◆ THE PROBLEM ◆
Return the data below without any change, from its first line through the line that contains "x-tick-label: 2009 [120, 455, 151, 471]", including both of these lines.

◆ DATA ENTRIES ◆
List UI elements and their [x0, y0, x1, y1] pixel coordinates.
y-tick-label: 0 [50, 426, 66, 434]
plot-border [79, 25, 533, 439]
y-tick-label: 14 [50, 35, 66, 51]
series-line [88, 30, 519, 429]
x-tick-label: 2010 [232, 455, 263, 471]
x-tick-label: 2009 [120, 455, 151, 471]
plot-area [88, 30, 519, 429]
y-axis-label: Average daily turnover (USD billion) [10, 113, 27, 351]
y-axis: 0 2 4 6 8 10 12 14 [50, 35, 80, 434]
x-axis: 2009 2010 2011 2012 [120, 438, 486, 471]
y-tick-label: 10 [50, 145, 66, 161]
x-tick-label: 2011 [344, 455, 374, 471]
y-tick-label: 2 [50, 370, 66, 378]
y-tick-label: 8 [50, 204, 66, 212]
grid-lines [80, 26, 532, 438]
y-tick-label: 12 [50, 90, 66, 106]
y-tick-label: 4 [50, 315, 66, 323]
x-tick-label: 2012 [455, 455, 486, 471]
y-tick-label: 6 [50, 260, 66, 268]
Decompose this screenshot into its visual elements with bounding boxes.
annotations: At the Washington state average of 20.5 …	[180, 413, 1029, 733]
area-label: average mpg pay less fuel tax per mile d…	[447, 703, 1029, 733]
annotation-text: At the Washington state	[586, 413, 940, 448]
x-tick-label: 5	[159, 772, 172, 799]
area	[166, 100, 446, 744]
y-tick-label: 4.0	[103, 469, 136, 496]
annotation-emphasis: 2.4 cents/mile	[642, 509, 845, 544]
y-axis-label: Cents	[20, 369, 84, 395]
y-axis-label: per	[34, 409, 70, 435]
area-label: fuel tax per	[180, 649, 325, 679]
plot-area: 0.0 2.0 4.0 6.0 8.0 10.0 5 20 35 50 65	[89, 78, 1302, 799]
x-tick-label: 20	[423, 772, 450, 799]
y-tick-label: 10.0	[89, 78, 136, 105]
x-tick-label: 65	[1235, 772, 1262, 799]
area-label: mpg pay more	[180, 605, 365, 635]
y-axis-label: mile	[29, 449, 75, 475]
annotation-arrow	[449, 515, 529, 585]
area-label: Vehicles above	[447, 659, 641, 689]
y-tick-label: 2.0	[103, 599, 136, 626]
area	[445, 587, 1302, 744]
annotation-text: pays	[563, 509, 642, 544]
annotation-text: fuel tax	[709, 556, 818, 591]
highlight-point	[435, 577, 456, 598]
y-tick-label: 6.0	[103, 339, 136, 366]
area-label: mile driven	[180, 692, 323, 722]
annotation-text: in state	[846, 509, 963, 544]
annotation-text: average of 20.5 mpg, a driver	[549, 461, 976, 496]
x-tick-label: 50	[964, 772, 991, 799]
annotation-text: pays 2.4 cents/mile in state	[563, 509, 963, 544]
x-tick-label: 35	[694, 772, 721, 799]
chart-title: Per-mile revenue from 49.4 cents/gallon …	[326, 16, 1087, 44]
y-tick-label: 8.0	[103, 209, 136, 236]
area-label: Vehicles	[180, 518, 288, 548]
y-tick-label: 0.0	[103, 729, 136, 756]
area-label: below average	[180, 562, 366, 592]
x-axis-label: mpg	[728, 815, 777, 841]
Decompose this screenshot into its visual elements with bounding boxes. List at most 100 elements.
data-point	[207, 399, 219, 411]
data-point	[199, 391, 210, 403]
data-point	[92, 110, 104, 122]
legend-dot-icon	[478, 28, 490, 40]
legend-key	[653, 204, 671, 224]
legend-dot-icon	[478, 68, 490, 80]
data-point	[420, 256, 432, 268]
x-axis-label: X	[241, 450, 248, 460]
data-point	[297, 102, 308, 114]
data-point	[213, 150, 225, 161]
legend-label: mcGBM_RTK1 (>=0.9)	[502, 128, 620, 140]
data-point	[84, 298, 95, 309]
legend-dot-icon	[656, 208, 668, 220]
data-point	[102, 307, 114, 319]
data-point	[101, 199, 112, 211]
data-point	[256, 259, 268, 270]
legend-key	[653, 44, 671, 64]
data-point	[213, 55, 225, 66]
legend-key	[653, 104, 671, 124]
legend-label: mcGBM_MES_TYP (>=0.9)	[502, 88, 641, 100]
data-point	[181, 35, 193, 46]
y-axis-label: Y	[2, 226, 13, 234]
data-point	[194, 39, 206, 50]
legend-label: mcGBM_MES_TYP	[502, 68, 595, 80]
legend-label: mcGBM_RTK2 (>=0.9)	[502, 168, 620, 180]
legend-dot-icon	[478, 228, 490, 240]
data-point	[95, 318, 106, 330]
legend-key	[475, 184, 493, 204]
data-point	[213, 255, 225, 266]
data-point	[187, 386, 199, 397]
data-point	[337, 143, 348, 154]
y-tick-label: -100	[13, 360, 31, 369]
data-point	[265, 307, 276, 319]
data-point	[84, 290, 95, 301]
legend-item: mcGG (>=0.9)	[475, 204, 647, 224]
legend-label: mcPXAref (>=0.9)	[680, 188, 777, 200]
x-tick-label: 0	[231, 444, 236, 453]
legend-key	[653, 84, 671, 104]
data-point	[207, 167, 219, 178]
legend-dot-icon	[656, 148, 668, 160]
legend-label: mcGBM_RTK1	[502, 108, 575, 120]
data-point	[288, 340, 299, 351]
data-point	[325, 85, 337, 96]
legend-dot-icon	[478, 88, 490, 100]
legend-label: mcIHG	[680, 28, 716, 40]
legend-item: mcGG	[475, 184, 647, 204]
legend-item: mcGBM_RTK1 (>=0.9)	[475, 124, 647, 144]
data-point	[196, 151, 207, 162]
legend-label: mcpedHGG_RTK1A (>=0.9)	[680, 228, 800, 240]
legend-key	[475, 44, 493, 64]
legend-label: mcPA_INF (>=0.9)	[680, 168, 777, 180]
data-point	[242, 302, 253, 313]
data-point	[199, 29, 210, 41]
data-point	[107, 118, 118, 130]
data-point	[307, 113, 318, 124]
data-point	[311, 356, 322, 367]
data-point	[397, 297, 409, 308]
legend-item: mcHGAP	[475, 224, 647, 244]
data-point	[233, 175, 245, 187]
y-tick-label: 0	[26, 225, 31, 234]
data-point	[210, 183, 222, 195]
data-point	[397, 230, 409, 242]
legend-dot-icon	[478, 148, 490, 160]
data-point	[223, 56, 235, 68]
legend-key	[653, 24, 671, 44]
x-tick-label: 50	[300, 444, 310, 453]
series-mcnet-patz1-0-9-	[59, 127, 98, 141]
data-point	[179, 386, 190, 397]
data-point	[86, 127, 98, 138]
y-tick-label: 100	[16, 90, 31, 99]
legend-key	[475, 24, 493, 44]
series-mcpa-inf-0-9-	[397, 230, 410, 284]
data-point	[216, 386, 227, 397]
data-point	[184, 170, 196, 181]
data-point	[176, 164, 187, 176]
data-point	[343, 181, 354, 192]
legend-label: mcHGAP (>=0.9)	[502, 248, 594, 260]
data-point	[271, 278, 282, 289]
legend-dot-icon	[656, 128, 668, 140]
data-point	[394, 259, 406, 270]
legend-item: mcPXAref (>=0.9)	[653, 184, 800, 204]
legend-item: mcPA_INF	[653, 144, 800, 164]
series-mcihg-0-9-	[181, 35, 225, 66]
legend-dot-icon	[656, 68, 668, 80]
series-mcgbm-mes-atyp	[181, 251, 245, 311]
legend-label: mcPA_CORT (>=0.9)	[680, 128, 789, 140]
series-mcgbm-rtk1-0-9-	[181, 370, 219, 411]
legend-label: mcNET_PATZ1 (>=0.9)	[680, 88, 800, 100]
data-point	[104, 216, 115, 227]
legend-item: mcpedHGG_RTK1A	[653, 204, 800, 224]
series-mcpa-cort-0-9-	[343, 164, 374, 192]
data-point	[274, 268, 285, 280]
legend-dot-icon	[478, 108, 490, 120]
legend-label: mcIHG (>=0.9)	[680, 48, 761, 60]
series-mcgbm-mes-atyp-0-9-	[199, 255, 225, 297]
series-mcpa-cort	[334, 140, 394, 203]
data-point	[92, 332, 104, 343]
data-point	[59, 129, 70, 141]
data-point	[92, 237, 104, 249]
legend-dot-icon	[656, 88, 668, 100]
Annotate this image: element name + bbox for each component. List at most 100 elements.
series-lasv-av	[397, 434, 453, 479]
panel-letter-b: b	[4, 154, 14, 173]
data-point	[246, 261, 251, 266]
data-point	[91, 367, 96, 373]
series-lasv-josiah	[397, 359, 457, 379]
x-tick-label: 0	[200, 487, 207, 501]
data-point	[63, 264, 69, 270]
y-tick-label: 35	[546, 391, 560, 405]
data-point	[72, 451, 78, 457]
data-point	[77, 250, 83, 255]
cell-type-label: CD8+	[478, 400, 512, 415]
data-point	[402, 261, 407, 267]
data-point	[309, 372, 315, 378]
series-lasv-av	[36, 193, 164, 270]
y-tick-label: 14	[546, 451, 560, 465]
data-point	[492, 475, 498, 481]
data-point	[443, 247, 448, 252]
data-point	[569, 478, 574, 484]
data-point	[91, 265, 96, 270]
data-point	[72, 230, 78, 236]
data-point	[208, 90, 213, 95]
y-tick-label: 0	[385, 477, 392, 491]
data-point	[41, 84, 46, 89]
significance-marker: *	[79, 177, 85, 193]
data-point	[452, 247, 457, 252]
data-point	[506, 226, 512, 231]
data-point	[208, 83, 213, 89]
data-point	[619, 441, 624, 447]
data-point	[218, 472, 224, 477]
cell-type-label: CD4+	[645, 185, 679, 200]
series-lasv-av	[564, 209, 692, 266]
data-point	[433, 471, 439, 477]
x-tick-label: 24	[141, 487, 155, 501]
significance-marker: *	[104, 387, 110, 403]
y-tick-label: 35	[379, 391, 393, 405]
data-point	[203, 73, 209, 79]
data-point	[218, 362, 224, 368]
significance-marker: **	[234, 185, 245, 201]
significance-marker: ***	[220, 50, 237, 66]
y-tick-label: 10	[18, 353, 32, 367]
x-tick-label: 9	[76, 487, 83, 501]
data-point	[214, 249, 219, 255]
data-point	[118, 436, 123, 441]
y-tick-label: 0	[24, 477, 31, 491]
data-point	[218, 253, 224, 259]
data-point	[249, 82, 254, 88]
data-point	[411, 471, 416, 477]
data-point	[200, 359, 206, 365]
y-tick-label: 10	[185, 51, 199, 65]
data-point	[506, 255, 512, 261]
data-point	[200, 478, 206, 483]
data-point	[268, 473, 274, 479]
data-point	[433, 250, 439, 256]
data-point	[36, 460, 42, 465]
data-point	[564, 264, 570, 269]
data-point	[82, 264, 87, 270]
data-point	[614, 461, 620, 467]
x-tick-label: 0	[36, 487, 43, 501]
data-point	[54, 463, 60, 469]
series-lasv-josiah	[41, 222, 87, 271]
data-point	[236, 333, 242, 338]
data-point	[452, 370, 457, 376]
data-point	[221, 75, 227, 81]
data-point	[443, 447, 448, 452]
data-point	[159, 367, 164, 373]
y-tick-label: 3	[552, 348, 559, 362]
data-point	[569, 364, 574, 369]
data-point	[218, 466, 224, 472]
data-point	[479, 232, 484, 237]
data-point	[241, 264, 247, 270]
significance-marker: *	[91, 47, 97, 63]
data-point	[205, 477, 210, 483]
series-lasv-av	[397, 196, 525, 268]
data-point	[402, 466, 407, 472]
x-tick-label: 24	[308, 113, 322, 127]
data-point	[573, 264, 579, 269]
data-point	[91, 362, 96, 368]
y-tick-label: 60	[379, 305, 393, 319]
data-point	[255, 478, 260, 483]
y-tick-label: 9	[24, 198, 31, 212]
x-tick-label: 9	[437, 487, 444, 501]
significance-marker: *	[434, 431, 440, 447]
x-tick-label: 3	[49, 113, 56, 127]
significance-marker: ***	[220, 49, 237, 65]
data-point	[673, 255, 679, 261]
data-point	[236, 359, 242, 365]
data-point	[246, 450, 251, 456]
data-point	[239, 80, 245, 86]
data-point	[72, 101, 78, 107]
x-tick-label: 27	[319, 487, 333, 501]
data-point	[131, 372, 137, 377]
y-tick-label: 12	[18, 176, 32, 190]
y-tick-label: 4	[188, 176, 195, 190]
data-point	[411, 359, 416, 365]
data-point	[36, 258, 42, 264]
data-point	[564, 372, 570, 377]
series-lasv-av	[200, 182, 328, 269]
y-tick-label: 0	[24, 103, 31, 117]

◆ ANSWER FOR THE TASK ◆
List UI elements and their [x0, y0, x1, y1] pixel coordinates.
y-tick-label: 0 [50, 426, 66, 434]
plot-border [79, 25, 533, 439]
y-tick-label: 14 [50, 35, 66, 51]
series-line [88, 30, 519, 429]
x-tick-label: 2010 [232, 455, 263, 471]
x-tick-label: 2009 [120, 455, 151, 471]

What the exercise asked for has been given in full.